### EXERCISE OBJECTIVE
Show all lines that include the string "name"; copy each one.

(Figure record extracts)
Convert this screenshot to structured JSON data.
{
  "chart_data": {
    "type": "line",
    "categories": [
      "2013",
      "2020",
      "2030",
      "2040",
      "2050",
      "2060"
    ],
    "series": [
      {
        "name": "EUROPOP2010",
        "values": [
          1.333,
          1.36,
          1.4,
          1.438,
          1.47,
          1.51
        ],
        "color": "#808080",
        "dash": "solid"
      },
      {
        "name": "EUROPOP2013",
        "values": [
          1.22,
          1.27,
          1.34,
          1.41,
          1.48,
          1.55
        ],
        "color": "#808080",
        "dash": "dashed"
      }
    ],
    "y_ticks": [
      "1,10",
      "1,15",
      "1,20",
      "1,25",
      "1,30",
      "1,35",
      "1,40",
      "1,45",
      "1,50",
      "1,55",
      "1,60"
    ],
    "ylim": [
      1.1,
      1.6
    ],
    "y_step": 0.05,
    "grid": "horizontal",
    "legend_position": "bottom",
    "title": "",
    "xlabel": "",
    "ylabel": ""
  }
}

### RESULT
        "name": "EUROPOP2010",
        "name": "EUROPOP2013",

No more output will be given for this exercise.